### TASKS AND EXERCISES
(a) Reproduce the part of the court opinion starting with "Before GIBSON, Chief" and going on through "appeal. Fed.R.App.P. 22(b).".
(b) In one to three sentences, explain why Chambers argued, according to the court opinion, that his convictions violated the protection against double jeopardy.
(c) According to the court opinion, what sentence did Chambers receive on each of the murder counts?

### GIVEN PASSAGE
- Opening Delimiter -
539 F2d 667 Chambers v. W Wyrick
539 F.2d 667
Freddy CHAMBERS, Petitioner,
Donald W. WYRICK, Warden, Missouri State Penitentiary, Respondent.
United States Court of Appeals,
Aug. 10, 1976.
Freddy Chambers, pro se.
John C. Danforth, Atty. Gen., Jefferson City, Mo., for respondent.
Before GIBSON, Chief Judge, and BRIGHT and STEPHENSON, Circuit Judges.
Petitioner, Freddy Chambers, instituted this present habeas corpus action pursuant to 28 U.S.C. § 2254 (1970), contending that his Missouri state convictions for second degree murder and stealing a motor vehicle violate the Fifth Amendment constitutional proscription against double jeopardy. The District Court denied Chambers' request for a writ of habeas corpus and refused to issue a certificate of probable cause to appeal the decision. The case is presently before this court pursuant to Chambers' request that we grant him a certificate of probable cause for appeal. Fed.R.App.P. 22(b).
We think the District Court properly denied a certificate of probable cause and we grant the certificate of probable cause only to dismiss the appeal on the basis that Chambers' contention is without merit.
The incidents which gave rise to Chambers' present incarceration occurred on September 5, 1973, when, after an evening of drinking, Chambers and Ray Collins decided to steal a truck. They proceeded to Burtrum Brothers Motor Company near Joplin, Missouri, and chained a half ton Chevrolet pickup behind Chambers' Ford Torino. With Chambers driving the Torino and Collins steering the stolen pickup, the parties proceeded down the road. Neither vehicle was lighted. Before traveling too far, the pickup crossed the center line on the road and collided head on with a Valiant automobile. All four occupants of the Valiant were killed in the collision.
Chambers was charged and convicted in Missouri state court on one count of stealing a motor vehicle in violation of Mo.Stat.Ann. § 560.156 and four counts of second degree felony murder in contravention of Mo.Stat.Ann. § 559.020. Chambers was sentenced to 10 years on the theft count and 25 years on each of the murder counts. Chambers' conviction was affirmed on appeal. State v. Chambers, 524 S.W.2d 826 (Mo.1975), cert. denied, 423 U.S. 1058, 96 S.Ct. 794, 46 L.Ed.2d 649, 44 U.S.L.W. 3398 (1976).
Chambers thereafter filed this § 2254 action alleging that the theft was an essential element in a second degree felony murder conviction and that his simultaneous convictions on the theft count and the murder counts constituted double jeopardy. The District Court rejected this claim and denied the writ.
- Closing Delimiter -
### RECORDED INFORMATION
- Opening Delimiter -
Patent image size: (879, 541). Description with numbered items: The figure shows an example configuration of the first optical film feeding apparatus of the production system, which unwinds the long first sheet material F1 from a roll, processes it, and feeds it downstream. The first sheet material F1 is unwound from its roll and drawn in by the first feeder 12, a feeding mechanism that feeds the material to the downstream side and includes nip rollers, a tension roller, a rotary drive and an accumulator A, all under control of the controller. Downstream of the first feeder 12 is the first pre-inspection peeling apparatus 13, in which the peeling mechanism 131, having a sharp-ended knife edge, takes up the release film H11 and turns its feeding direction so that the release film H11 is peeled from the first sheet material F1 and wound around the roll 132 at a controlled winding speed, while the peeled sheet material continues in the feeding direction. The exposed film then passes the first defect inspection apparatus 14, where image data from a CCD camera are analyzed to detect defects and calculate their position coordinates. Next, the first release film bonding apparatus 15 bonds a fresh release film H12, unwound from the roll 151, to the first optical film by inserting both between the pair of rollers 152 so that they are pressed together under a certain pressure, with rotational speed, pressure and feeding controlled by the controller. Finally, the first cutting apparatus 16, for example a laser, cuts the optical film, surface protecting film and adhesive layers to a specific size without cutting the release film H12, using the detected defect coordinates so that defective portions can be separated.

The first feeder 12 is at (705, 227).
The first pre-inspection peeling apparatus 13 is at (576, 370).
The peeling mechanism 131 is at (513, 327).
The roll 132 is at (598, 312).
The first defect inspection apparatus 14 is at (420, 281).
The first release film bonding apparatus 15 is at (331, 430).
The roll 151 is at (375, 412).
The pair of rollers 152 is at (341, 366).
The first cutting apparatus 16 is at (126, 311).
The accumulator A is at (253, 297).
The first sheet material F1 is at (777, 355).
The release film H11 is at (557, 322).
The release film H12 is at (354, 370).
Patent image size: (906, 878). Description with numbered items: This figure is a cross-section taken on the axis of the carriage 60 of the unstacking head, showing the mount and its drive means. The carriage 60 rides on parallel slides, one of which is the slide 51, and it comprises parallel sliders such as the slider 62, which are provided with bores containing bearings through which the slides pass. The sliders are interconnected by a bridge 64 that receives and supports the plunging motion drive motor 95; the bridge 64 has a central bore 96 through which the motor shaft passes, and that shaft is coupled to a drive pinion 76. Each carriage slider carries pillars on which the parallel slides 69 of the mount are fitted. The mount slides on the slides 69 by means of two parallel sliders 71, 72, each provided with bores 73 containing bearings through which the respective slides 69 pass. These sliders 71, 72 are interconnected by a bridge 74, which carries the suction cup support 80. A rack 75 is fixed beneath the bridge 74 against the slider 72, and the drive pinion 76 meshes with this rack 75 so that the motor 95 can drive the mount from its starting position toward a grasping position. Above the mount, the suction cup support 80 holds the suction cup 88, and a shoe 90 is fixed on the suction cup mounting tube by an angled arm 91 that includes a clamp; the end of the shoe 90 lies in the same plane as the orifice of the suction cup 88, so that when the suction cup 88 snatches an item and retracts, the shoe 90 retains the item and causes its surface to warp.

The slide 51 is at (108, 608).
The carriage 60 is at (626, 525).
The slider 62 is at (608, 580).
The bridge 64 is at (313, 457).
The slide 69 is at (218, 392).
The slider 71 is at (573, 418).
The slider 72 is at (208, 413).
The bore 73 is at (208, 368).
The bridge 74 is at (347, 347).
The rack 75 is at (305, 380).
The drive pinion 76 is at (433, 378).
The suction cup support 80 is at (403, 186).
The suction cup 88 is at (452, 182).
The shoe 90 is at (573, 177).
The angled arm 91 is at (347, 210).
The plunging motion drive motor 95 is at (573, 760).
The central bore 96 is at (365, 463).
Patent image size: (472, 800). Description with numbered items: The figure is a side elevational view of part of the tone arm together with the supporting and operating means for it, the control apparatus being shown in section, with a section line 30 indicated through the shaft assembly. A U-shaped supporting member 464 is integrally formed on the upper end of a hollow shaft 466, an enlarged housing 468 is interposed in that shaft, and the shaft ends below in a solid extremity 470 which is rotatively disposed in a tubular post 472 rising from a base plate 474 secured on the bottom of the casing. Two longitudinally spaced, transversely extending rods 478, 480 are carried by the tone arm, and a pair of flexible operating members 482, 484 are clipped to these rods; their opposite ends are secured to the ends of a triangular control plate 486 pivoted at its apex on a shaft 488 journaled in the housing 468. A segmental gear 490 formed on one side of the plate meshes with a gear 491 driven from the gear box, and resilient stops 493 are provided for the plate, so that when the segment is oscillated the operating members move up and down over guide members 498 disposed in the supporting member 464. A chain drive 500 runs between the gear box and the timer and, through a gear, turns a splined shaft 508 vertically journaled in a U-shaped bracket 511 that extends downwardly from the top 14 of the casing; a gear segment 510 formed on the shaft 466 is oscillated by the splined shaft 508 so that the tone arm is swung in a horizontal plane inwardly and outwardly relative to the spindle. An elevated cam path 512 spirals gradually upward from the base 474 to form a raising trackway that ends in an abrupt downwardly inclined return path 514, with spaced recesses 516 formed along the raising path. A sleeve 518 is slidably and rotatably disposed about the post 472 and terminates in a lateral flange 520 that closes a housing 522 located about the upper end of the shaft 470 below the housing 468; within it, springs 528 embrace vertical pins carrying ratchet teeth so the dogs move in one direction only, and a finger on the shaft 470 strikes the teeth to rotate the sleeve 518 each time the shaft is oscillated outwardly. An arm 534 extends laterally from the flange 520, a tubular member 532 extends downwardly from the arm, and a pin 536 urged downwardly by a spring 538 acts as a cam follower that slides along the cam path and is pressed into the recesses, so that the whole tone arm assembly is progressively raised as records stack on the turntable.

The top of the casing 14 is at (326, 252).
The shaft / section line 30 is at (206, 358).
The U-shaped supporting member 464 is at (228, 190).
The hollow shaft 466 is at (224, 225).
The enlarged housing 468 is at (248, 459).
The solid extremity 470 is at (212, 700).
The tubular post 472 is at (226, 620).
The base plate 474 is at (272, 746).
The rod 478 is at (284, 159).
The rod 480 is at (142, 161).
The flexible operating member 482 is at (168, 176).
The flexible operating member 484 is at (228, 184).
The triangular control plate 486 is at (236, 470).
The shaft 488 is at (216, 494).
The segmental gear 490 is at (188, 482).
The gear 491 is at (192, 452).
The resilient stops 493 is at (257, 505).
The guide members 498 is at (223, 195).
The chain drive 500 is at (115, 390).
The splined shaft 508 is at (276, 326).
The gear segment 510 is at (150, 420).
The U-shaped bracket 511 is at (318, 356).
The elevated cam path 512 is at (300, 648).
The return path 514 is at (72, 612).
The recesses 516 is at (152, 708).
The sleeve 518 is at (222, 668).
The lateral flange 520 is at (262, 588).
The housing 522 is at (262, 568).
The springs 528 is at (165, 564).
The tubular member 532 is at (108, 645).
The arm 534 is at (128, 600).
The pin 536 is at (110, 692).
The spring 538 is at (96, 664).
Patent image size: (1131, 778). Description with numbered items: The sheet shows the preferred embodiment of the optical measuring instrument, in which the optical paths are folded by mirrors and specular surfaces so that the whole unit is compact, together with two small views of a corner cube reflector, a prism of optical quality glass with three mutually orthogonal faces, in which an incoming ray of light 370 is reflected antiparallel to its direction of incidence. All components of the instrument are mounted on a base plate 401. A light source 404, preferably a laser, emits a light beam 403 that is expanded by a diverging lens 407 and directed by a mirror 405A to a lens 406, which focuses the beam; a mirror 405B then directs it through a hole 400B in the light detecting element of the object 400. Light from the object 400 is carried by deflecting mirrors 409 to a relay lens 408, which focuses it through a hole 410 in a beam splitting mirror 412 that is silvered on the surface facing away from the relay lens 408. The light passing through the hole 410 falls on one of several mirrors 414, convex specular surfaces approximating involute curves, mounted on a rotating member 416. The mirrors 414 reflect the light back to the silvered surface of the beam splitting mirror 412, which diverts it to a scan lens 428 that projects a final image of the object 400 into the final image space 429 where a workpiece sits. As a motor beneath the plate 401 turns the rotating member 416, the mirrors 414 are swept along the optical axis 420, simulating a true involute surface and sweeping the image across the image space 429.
- Closing Delimiter -
### ANSWERS
(a)
Before GIBSON, Chief Judge, and BRIGHT and STEPHENSON, Circuit Judges.
Petitioner, Freddy Chambers, instituted this present habeas corpus action pursuant to 28 U.S.C. § 2254 (1970), contending that his Missouri state convictions for second degree murder and stealing a motor vehicle violate the Fifth Amendment constitutional proscription against double jeopardy. The District Court denied Chambers' request for a writ of habeas corpus and refused to issue a certificate of probable cause to appeal the decision. The case is presently before this court pursuant to Chambers' request that we grant him a certificate of probable cause for appeal. Fed.R.App.P. 22(b).

(b) Chambers alleged that the theft was an essential element of his second degree felony murder conviction. He therefore argued that being convicted at the same time on the theft count and the murder counts amounted to double jeopardy under the Fifth Amendment.

(c) 25 years on each murder count.